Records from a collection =
——
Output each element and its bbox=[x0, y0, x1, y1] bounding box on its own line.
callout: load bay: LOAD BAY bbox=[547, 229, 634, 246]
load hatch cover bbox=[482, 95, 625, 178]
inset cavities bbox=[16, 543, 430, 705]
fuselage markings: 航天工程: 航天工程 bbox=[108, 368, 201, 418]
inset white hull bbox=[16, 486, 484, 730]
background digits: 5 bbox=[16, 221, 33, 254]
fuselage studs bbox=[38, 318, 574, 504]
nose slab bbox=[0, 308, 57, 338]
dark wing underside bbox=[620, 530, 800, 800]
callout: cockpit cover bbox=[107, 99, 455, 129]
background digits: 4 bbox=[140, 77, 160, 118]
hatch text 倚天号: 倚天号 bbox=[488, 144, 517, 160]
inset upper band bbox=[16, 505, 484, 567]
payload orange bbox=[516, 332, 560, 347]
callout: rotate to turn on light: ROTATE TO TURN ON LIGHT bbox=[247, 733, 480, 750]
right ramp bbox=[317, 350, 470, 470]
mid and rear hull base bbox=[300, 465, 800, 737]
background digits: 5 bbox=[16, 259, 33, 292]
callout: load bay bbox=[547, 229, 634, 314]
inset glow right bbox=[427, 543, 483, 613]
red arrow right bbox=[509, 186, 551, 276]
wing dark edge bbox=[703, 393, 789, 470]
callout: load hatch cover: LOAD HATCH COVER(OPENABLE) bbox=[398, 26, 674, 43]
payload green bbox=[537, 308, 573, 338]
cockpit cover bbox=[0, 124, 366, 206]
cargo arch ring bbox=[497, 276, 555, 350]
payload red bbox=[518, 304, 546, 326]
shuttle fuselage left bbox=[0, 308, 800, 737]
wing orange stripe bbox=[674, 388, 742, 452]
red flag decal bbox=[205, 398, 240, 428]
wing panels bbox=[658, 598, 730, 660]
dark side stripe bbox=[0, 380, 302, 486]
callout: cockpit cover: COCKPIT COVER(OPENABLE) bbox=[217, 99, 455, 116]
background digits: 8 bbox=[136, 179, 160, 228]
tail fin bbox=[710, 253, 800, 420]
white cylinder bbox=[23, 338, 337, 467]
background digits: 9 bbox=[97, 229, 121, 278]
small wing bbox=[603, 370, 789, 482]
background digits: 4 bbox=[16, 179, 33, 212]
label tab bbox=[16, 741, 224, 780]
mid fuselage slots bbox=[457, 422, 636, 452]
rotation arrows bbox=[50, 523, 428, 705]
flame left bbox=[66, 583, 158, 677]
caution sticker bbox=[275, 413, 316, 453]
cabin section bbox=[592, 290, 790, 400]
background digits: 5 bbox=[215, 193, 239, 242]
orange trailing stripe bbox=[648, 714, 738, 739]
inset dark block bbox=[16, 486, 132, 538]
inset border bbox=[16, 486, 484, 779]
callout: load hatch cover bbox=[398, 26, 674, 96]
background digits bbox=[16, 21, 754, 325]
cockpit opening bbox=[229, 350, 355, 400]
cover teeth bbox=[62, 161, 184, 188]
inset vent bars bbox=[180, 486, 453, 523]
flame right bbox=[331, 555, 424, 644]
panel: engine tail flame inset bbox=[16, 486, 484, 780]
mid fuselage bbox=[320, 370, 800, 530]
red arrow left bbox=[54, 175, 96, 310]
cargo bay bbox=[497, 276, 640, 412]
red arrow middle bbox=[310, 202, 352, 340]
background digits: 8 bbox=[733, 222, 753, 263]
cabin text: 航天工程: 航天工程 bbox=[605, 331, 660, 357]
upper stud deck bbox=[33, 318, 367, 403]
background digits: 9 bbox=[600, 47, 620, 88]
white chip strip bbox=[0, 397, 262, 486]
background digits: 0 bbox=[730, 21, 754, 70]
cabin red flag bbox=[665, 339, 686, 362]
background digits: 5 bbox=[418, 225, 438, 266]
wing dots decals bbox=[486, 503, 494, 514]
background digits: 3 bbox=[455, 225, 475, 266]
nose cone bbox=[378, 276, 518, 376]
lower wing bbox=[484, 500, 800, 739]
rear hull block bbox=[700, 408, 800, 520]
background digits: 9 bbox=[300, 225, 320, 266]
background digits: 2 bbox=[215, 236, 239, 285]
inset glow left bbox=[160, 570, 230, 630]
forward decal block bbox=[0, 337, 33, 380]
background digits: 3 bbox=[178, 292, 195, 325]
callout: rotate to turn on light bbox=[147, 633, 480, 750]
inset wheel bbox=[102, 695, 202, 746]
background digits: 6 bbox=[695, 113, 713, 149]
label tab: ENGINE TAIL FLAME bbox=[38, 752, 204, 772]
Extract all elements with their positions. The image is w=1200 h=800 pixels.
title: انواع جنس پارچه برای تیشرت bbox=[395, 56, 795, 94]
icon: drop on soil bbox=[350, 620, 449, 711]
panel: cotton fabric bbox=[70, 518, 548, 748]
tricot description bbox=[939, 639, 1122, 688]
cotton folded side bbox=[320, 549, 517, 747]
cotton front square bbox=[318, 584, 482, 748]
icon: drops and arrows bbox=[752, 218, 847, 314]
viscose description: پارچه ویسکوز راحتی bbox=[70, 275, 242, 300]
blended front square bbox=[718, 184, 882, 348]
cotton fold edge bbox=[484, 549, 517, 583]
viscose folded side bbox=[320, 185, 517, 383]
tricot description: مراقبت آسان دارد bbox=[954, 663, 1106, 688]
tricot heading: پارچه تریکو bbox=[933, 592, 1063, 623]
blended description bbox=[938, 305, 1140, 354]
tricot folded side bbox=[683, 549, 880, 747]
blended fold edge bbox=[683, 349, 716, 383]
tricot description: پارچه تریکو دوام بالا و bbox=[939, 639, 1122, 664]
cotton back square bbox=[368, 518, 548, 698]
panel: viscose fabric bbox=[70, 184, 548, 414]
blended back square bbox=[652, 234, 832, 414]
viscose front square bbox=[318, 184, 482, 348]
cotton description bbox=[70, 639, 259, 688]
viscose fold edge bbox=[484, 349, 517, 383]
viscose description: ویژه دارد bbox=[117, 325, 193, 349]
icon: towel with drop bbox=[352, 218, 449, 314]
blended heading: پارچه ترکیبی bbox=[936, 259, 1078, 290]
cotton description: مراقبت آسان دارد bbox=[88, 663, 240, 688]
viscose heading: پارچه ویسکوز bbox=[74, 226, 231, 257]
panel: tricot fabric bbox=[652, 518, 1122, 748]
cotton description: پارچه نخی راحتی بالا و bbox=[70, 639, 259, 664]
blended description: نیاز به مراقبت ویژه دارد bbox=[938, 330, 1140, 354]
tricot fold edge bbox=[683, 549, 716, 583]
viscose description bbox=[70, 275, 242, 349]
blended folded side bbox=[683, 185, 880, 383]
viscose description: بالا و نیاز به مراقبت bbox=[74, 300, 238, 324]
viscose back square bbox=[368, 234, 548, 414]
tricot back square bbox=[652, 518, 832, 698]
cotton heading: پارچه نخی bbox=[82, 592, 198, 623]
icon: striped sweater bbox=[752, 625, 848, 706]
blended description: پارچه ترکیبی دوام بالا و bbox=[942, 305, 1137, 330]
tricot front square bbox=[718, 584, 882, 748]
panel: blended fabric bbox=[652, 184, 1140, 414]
——
Task directions =
Return, verbatim, the part of the items that opens at the start and closes with the line containing "background digits: 4 bbox=[140, 77, 160, 118]", including both ends.

Worked solution =
Output each element and its bbox=[x0, y0, x1, y1] bounding box on its own line.
callout: load bay: LOAD BAY bbox=[547, 229, 634, 246]
load hatch cover bbox=[482, 95, 625, 178]
inset cavities bbox=[16, 543, 430, 705]
fuselage markings: 航天工程: 航天工程 bbox=[108, 368, 201, 418]
inset white hull bbox=[16, 486, 484, 730]
background digits: 5 bbox=[16, 221, 33, 254]
fuselage studs bbox=[38, 318, 574, 504]
nose slab bbox=[0, 308, 57, 338]
dark wing underside bbox=[620, 530, 800, 800]
callout: cockpit cover bbox=[107, 99, 455, 129]
background digits: 4 bbox=[140, 77, 160, 118]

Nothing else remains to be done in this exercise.